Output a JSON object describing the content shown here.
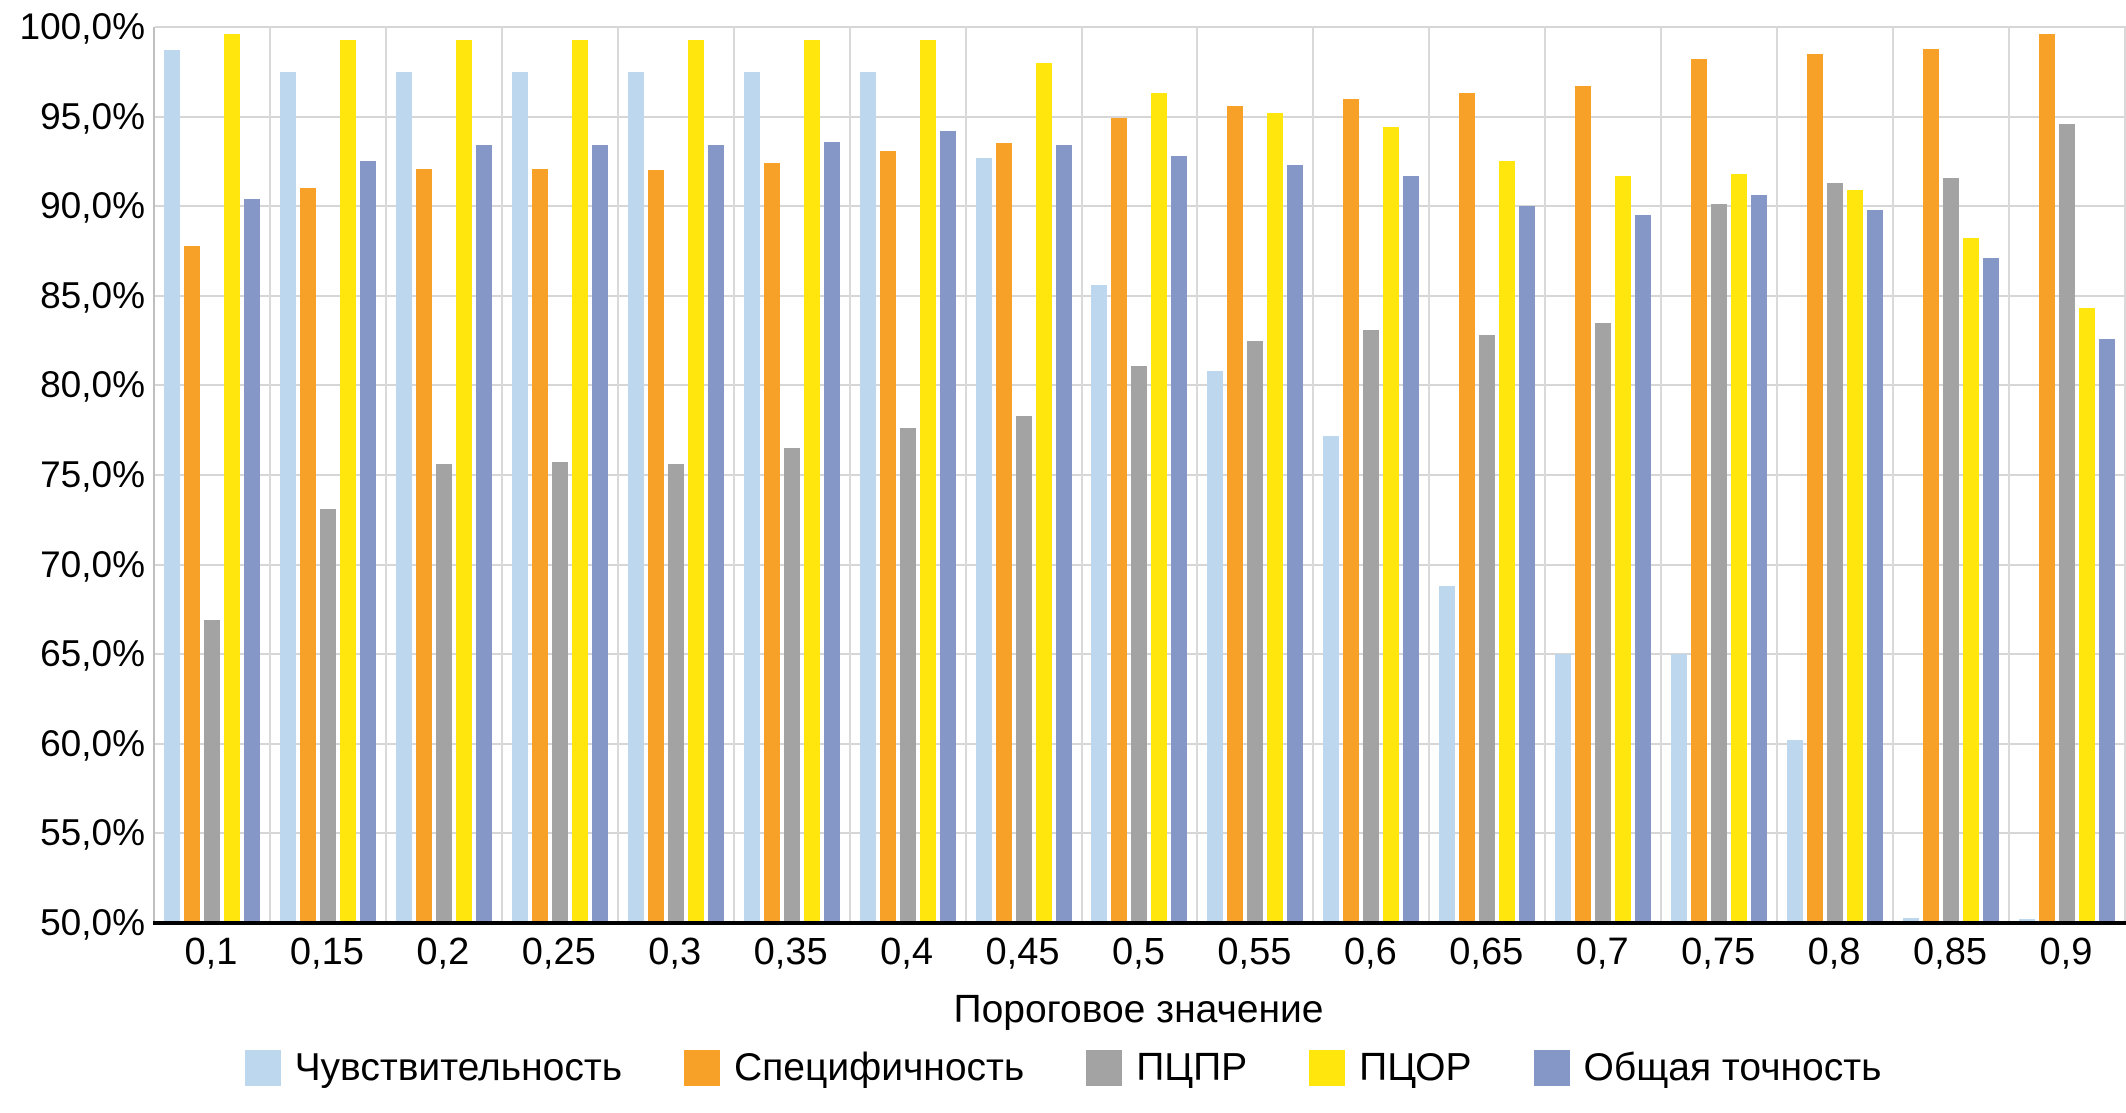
{
  "chart_data": {
    "type": "bar",
    "title": "",
    "xlabel": "Пороговое значение",
    "ylabel": "",
    "ylim": [
      50,
      100
    ],
    "ytick_step": 5,
    "y_tick_labels": [
      "100,0%",
      "95,0%",
      "90,0%",
      "85,0%",
      "80,0%",
      "75,0%",
      "70,0%",
      "65,0%",
      "60,0%",
      "55,0%",
      "50,0%"
    ],
    "grid": {
      "horizontal": true,
      "vertical": true
    },
    "legend_position": "bottom",
    "categories": [
      "0,1",
      "0,15",
      "0,2",
      "0,25",
      "0,3",
      "0,35",
      "0,4",
      "0,45",
      "0,5",
      "0,55",
      "0,6",
      "0,65",
      "0,7",
      "0,75",
      "0,8",
      "0,85",
      "0,9"
    ],
    "series": [
      {
        "name": "Чувствительность",
        "color": "#BDD7EE",
        "values": [
          98.7,
          97.5,
          97.5,
          97.5,
          97.5,
          97.5,
          97.5,
          92.7,
          85.6,
          80.8,
          77.2,
          68.8,
          65.0,
          65.0,
          60.2,
          50.3,
          50.2
        ]
      },
      {
        "name": "Специфичность",
        "color": "#F7A128",
        "values": [
          87.8,
          91.0,
          92.1,
          92.1,
          92.0,
          92.4,
          93.1,
          93.5,
          94.9,
          95.6,
          96.0,
          96.3,
          96.7,
          98.2,
          98.5,
          98.8,
          99.6
        ]
      },
      {
        "name": "ПЦПР",
        "color": "#A3A3A3",
        "values": [
          66.9,
          73.1,
          75.6,
          75.7,
          75.6,
          76.5,
          77.6,
          78.3,
          81.1,
          82.5,
          83.1,
          82.8,
          83.5,
          90.1,
          91.3,
          91.6,
          94.6
        ]
      },
      {
        "name": "ПЦОР",
        "color": "#FFE70D",
        "values": [
          99.6,
          99.3,
          99.3,
          99.3,
          99.3,
          99.3,
          99.3,
          98.0,
          96.3,
          95.2,
          94.4,
          92.5,
          91.7,
          91.8,
          90.9,
          88.2,
          84.3
        ]
      },
      {
        "name": "Общая точность",
        "color": "#8497C6",
        "values": [
          90.4,
          92.5,
          93.4,
          93.4,
          93.4,
          93.6,
          94.2,
          93.4,
          92.8,
          92.3,
          91.7,
          90.0,
          89.5,
          90.6,
          89.8,
          87.1,
          82.6
        ]
      }
    ]
  },
  "axis": {
    "x_title": "Пороговое значение"
  }
}
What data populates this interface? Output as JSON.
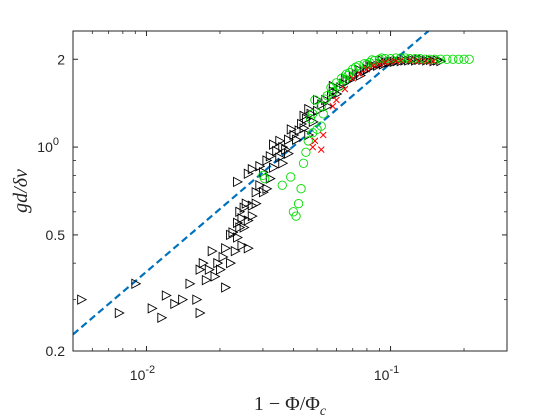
{
  "chart_data": {
    "type": "scatter",
    "title": "",
    "xlabel": "1 − Φ/Φ_c",
    "ylabel": "gd/δv",
    "xscale": "log",
    "yscale": "log",
    "xlim": [
      0.005,
      0.3
    ],
    "ylim": [
      0.2,
      2.5
    ],
    "grid": false,
    "legend": "none",
    "xticks": [
      {
        "value": 0.01,
        "base": "10",
        "exp": "-2"
      },
      {
        "value": 0.1,
        "base": "10",
        "exp": "-1"
      }
    ],
    "yticks": [
      {
        "value": 0.2,
        "label": "0.2"
      },
      {
        "value": 0.5,
        "label": "0.5"
      },
      {
        "value": 1.0,
        "label": "10",
        "exp": "0"
      },
      {
        "value": 2.0,
        "label": "2"
      }
    ],
    "series": [
      {
        "marker": "triangle-right",
        "color": "#000000",
        "points": [
          [
            0.0054,
            0.3
          ],
          [
            0.0077,
            0.27
          ],
          [
            0.009,
            0.34
          ],
          [
            0.0105,
            0.28
          ],
          [
            0.0115,
            0.26
          ],
          [
            0.012,
            0.31
          ],
          [
            0.013,
            0.29
          ],
          [
            0.014,
            0.3
          ],
          [
            0.015,
            0.34
          ],
          [
            0.016,
            0.3
          ],
          [
            0.0165,
            0.27
          ],
          [
            0.017,
            0.4
          ],
          [
            0.018,
            0.38
          ],
          [
            0.019,
            0.36
          ],
          [
            0.02,
            0.38
          ],
          [
            0.021,
            0.33
          ],
          [
            0.022,
            0.4
          ],
          [
            0.0185,
            0.44
          ],
          [
            0.0165,
            0.38
          ],
          [
            0.0175,
            0.35
          ],
          [
            0.0195,
            0.4
          ],
          [
            0.0205,
            0.42
          ],
          [
            0.021,
            0.45
          ],
          [
            0.022,
            0.5
          ],
          [
            0.0235,
            0.49
          ],
          [
            0.024,
            0.53
          ],
          [
            0.025,
            0.53
          ],
          [
            0.023,
            0.44
          ],
          [
            0.0245,
            0.46
          ],
          [
            0.026,
            0.45
          ],
          [
            0.024,
            0.6
          ],
          [
            0.025,
            0.62
          ],
          [
            0.027,
            0.63
          ],
          [
            0.028,
            0.64
          ],
          [
            0.026,
            0.56
          ],
          [
            0.027,
            0.58
          ],
          [
            0.0255,
            0.64
          ],
          [
            0.0245,
            0.57
          ],
          [
            0.0235,
            0.55
          ],
          [
            0.0225,
            0.51
          ],
          [
            0.0235,
            0.76
          ],
          [
            0.026,
            0.81
          ],
          [
            0.027,
            0.84
          ],
          [
            0.028,
            0.7
          ],
          [
            0.029,
            0.74
          ],
          [
            0.03,
            0.7
          ],
          [
            0.031,
            0.72
          ],
          [
            0.029,
            0.86
          ],
          [
            0.031,
            0.9
          ],
          [
            0.032,
            0.93
          ],
          [
            0.033,
            0.85
          ],
          [
            0.034,
            0.97
          ],
          [
            0.035,
            0.92
          ],
          [
            0.033,
            1.02
          ],
          [
            0.035,
            1.05
          ],
          [
            0.036,
            1.0
          ],
          [
            0.038,
            1.06
          ],
          [
            0.037,
            0.98
          ],
          [
            0.032,
            0.78
          ],
          [
            0.03,
            0.82
          ],
          [
            0.04,
            1.1
          ],
          [
            0.042,
            1.14
          ],
          [
            0.041,
            1.06
          ],
          [
            0.043,
            1.2
          ],
          [
            0.044,
            1.16
          ],
          [
            0.045,
            1.25
          ],
          [
            0.046,
            1.1
          ],
          [
            0.047,
            1.3
          ],
          [
            0.048,
            1.22
          ],
          [
            0.05,
            1.33
          ],
          [
            0.052,
            1.4
          ],
          [
            0.054,
            1.45
          ],
          [
            0.055,
            1.38
          ],
          [
            0.057,
            1.5
          ],
          [
            0.058,
            1.55
          ],
          [
            0.06,
            1.52
          ],
          [
            0.062,
            1.6
          ],
          [
            0.064,
            1.65
          ],
          [
            0.066,
            1.68
          ],
          [
            0.068,
            1.7
          ],
          [
            0.07,
            1.74
          ],
          [
            0.072,
            1.78
          ],
          [
            0.075,
            1.76
          ],
          [
            0.078,
            1.82
          ],
          [
            0.08,
            1.85
          ],
          [
            0.083,
            1.88
          ],
          [
            0.085,
            1.9
          ],
          [
            0.088,
            1.9
          ],
          [
            0.09,
            1.93
          ],
          [
            0.093,
            1.92
          ],
          [
            0.095,
            1.94
          ],
          [
            0.098,
            1.95
          ],
          [
            0.1,
            1.96
          ],
          [
            0.103,
            1.96
          ],
          [
            0.106,
            1.97
          ],
          [
            0.11,
            1.97
          ],
          [
            0.114,
            1.98
          ],
          [
            0.118,
            1.98
          ],
          [
            0.122,
            1.99
          ],
          [
            0.126,
            1.98
          ],
          [
            0.13,
            1.99
          ],
          [
            0.135,
            1.99
          ],
          [
            0.14,
            1.98
          ],
          [
            0.145,
            1.99
          ],
          [
            0.15,
            1.97
          ],
          [
            0.155,
            1.98
          ],
          [
            0.16,
            1.97
          ],
          [
            0.058,
            1.62
          ],
          [
            0.065,
            1.72
          ],
          [
            0.074,
            1.84
          ],
          [
            0.082,
            1.92
          ],
          [
            0.092,
            1.98
          ],
          [
            0.05,
            1.45
          ],
          [
            0.046,
            1.35
          ],
          [
            0.044,
            1.28
          ],
          [
            0.039,
            1.15
          ],
          [
            0.038,
            0.95
          ],
          [
            0.036,
            0.88
          ]
        ]
      },
      {
        "marker": "circle",
        "color": "#00dd00",
        "points": [
          [
            0.03,
            0.8
          ],
          [
            0.0305,
            0.78
          ],
          [
            0.036,
            0.74
          ],
          [
            0.039,
            0.79
          ],
          [
            0.04,
            0.6
          ],
          [
            0.041,
            0.58
          ],
          [
            0.042,
            0.64
          ],
          [
            0.043,
            0.72
          ],
          [
            0.044,
            0.88
          ],
          [
            0.045,
            0.96
          ],
          [
            0.047,
            1.25
          ],
          [
            0.048,
            1.3
          ],
          [
            0.049,
            1.45
          ],
          [
            0.05,
            1.15
          ],
          [
            0.052,
            1.18
          ],
          [
            0.054,
            1.46
          ],
          [
            0.055,
            1.5
          ],
          [
            0.057,
            1.6
          ],
          [
            0.06,
            1.66
          ],
          [
            0.063,
            1.72
          ],
          [
            0.066,
            1.78
          ],
          [
            0.07,
            1.85
          ],
          [
            0.074,
            1.9
          ],
          [
            0.078,
            1.93
          ],
          [
            0.082,
            1.95
          ],
          [
            0.086,
            1.98
          ],
          [
            0.09,
            2.0
          ],
          [
            0.095,
            2.01
          ],
          [
            0.1,
            2.01
          ],
          [
            0.105,
            2.02
          ],
          [
            0.11,
            2.02
          ],
          [
            0.115,
            2.02
          ],
          [
            0.12,
            2.01
          ],
          [
            0.126,
            2.01
          ],
          [
            0.132,
            2.01
          ],
          [
            0.138,
            2.0
          ],
          [
            0.145,
            2.0
          ],
          [
            0.152,
            2.0
          ],
          [
            0.16,
            2.0
          ],
          [
            0.17,
            2.0
          ],
          [
            0.18,
            2.0
          ],
          [
            0.19,
            2.0
          ],
          [
            0.2,
            2.0
          ],
          [
            0.21,
            2.0
          ],
          [
            0.052,
            1.38
          ],
          [
            0.058,
            1.55
          ],
          [
            0.065,
            1.7
          ],
          [
            0.068,
            1.8
          ],
          [
            0.072,
            1.88
          ],
          [
            0.08,
            1.92
          ],
          [
            0.062,
            1.62
          ],
          [
            0.067,
            1.76
          ],
          [
            0.046,
            1.05
          ],
          [
            0.048,
            1.12
          ],
          [
            0.053,
            1.3
          ],
          [
            0.084,
            1.99
          ],
          [
            0.092,
            2.02
          ]
        ]
      },
      {
        "marker": "cross",
        "color": "#ff0000",
        "points": [
          [
            0.048,
            1.0
          ],
          [
            0.049,
            1.05
          ],
          [
            0.052,
            0.98
          ],
          [
            0.053,
            1.1
          ],
          [
            0.058,
            1.38
          ],
          [
            0.06,
            1.45
          ],
          [
            0.065,
            1.58
          ],
          [
            0.07,
            1.72
          ],
          [
            0.075,
            1.78
          ],
          [
            0.08,
            1.85
          ],
          [
            0.085,
            1.9
          ],
          [
            0.09,
            1.92
          ],
          [
            0.095,
            1.95
          ],
          [
            0.1,
            1.96
          ],
          [
            0.105,
            1.97
          ],
          [
            0.11,
            1.98
          ],
          [
            0.12,
            1.98
          ],
          [
            0.13,
            1.97
          ],
          [
            0.14,
            1.97
          ],
          [
            0.15,
            1.97
          ]
        ]
      }
    ],
    "reference_line": {
      "style": "dashed",
      "color": "#0072bd",
      "points": [
        [
          0.005,
          0.228
        ],
        [
          0.143,
          2.5
        ]
      ]
    }
  }
}
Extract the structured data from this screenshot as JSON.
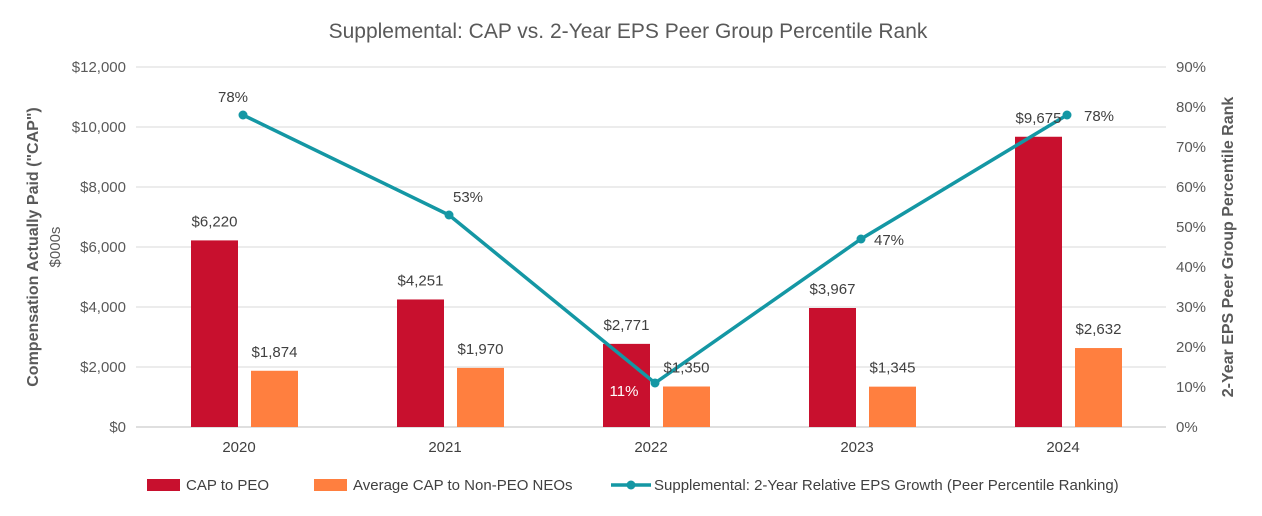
{
  "chart_data": {
    "type": "bar+line",
    "title": "Supplemental: CAP vs. 2-Year EPS Peer Group Percentile Rank",
    "categories": [
      "2020",
      "2021",
      "2022",
      "2023",
      "2024"
    ],
    "ylabel_left": "Compensation Actually Paid (\"CAP\")",
    "ylabel_left_sub": "$000s",
    "ylabel_right": "2-Year EPS Peer Group Percentile Rank",
    "ylim_left": [
      0,
      12000
    ],
    "ylim_right": [
      0,
      90
    ],
    "left_ticks": [
      "$0",
      "$2,000",
      "$4,000",
      "$6,000",
      "$8,000",
      "$10,000",
      "$12,000"
    ],
    "right_ticks": [
      "0%",
      "10%",
      "20%",
      "30%",
      "40%",
      "50%",
      "60%",
      "70%",
      "80%",
      "90%"
    ],
    "grid": true,
    "legend_position": "bottom",
    "series": [
      {
        "name": "CAP to PEO",
        "type": "bar",
        "axis": "left",
        "color": "#C8102E",
        "values": [
          6220,
          4251,
          2771,
          3967,
          9675
        ],
        "labels": [
          "$6,220",
          "$4,251",
          "$2,771",
          "$3,967",
          "$9,675"
        ]
      },
      {
        "name": "Average CAP to Non-PEO NEOs",
        "type": "bar",
        "axis": "left",
        "color": "#FF7F3F",
        "values": [
          1874,
          1970,
          1350,
          1345,
          2632
        ],
        "labels": [
          "$1,874",
          "$1,970",
          "$1,350",
          "$1,345",
          "$2,632"
        ]
      },
      {
        "name": "Supplemental: 2-Year Relative EPS Growth (Peer Percentile Ranking)",
        "type": "line",
        "axis": "right",
        "color": "#1497A4",
        "values": [
          78,
          53,
          11,
          47,
          78
        ],
        "labels": [
          "78%",
          "53%",
          "11%",
          "47%",
          "78%"
        ]
      }
    ]
  }
}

- Work to do -
Select from the material above each line in which the string "this" appears, and list those lines.

- Solved exercise -
What data populates this interface? Output as JSON.
Extract the structured data from this screenshot as JSON.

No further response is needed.